> [What you are asked to do]:
From the entries that follow, extract each line holding the string "noch".

* begin *

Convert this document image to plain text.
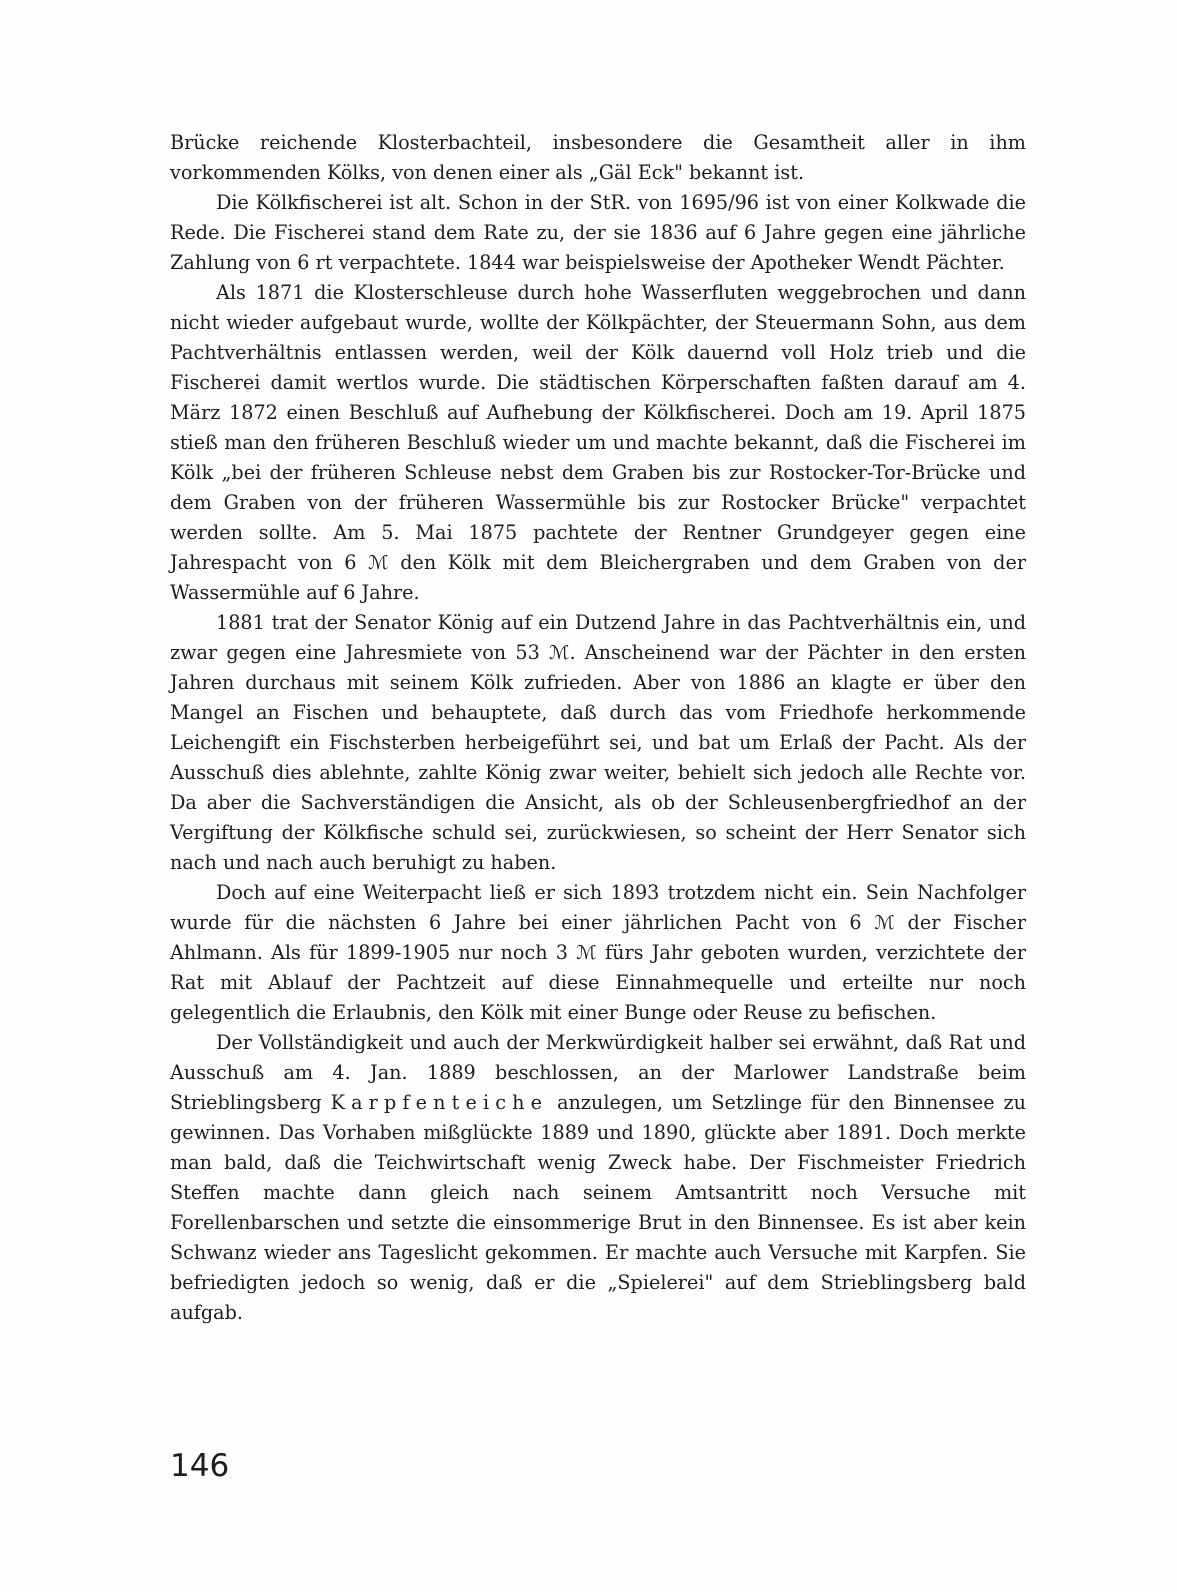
Brücke reichende Klosterbachteil, insbesondere die Gesamtheit aller in ihm vorkommenden Kölks, von denen einer als „Gäl Eck" bekannt ist.

Die Kölkfischerei ist alt. Schon in der StR. von 1695/96 ist von einer Kolkwade die Rede. Die Fischerei stand dem Rate zu, der sie 1836 auf 6 Jahre gegen eine jährliche Zahlung von 6 rt verpachtete. 1844 war beispielsweise der Apotheker Wendt Pächter.

Als 1871 die Klosterschleuse durch hohe Wasserfluten weggebrochen und dann nicht wieder aufgebaut wurde, wollte der Kölkpächter, der Steuermann Sohn, aus dem Pachtverhältnis entlassen werden, weil der Kölk dauernd voll Holz trieb und die Fischerei damit wertlos wurde. Die städtischen Körperschaften faßten darauf am 4. März 1872 einen Beschluß auf Aufhebung der Kölkfischerei. Doch am 19. April 1875 stieß man den früheren Beschluß wieder um und machte bekannt, daß die Fischerei im Kölk „bei der früheren Schleuse nebst dem Graben bis zur Rostocker-Tor-Brücke und dem Graben von der früheren Wassermühle bis zur Rostocker Brücke" verpachtet werden sollte. Am 5. Mai 1875 pachtete der Rentner Grundgeyer gegen eine Jahrespacht von 6 ℳ den Kölk mit dem Bleichergraben und dem Graben von der Wassermühle auf 6 Jahre.

1881 trat der Senator König auf ein Dutzend Jahre in das Pachtverhältnis ein, und zwar gegen eine Jahresmiete von 53 ℳ. Anscheinend war der Pächter in den ersten Jahren durchaus mit seinem Kölk zufrieden. Aber von 1886 an klagte er über den Mangel an Fischen und behauptete, daß durch das vom Friedhofe herkommende Leichengift ein Fischsterben herbeigeführt sei, und bat um Erlaß der Pacht. Als der Ausschuß dies ablehnte, zahlte König zwar weiter, behielt sich jedoch alle Rechte vor. Da aber die Sachverständigen die Ansicht, als ob der Schleusenbergfriedhof an der Vergiftung der Kölkfische schuld sei, zurückwiesen, so scheint der Herr Senator sich nach und nach auch beruhigt zu haben.

Doch auf eine Weiterpacht ließ er sich 1893 trotzdem nicht ein. Sein Nachfolger wurde für die nächsten 6 Jahre bei einer jährlichen Pacht von 6 ℳ der Fischer Ahlmann. Als für 1899-1905 nur noch 3 ℳ fürs Jahr geboten wurden, verzichtete der Rat mit Ablauf der Pachtzeit auf diese Einnahmequelle und erteilte nur noch gelegentlich die Erlaubnis, den Kölk mit einer Bunge oder Reuse zu befischen.

Der Vollständigkeit und auch der Merkwürdigkeit halber sei erwähnt, daß Rat und Ausschuß am 4. Jan. 1889 beschlossen, an der Marlower Landstraße beim Strieblingsberg Karpfenteiche anzulegen, um Setzlinge für den Binnensee zu gewinnen. Das Vorhaben mißglückte 1889 und 1890, glückte aber 1891. Doch merkte man bald, daß die Teichwirtschaft wenig Zweck habe. Der Fischmeister Friedrich Steffen machte dann gleich nach seinem Amtsantritt noch Versuche mit Forellenbarschen und setzte die einsommerige Brut in den Binnensee. Es ist aber kein Schwanz wieder ans Tageslicht gekommen. Er machte auch Versuche mit Karpfen. Sie befriedigten jedoch so wenig, daß er die „Spielerei" auf dem Strieblingsberg bald aufgab.

146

* end *

> [Answer to this task]:
Doch auf eine Weiterpacht ließ er sich 1893 trotzdem nicht ein. Sein Nachfolger wurde für die nächsten 6 Jahre bei einer jährlichen Pacht von 6 ℳ der Fischer Ahlmann. Als für 1899-1905 nur noch 3 ℳ fürs Jahr geboten wurden, verzichtete der Rat mit Ablauf der Pachtzeit auf diese Einnahmequelle und erteilte nur noch gelegentlich die Erlaubnis, den Kölk mit einer Bunge oder Reuse zu befischen.
Der Vollständigkeit und auch der Merkwürdigkeit halber sei erwähnt, daß Rat und Ausschuß am 4. Jan. 1889 beschlossen, an der Marlower Landstraße beim Strieblingsberg Karpfenteiche anzulegen, um Setzlinge für den Binnensee zu gewinnen. Das Vorhaben mißglückte 1889 und 1890, glückte aber 1891. Doch merkte man bald, daß die Teichwirtschaft wenig Zweck habe. Der Fischmeister Friedrich Steffen machte dann gleich nach seinem Amtsantritt noch Versuche mit Forellenbarschen und setzte die einsommerige Brut in den Binnensee. Es ist aber kein Schwanz wieder ans Tageslicht gekommen. Er machte auch Versuche mit Karpfen. Sie befriedigten jedoch so wenig, daß er die „Spielerei" auf dem Strieblingsberg bald aufgab.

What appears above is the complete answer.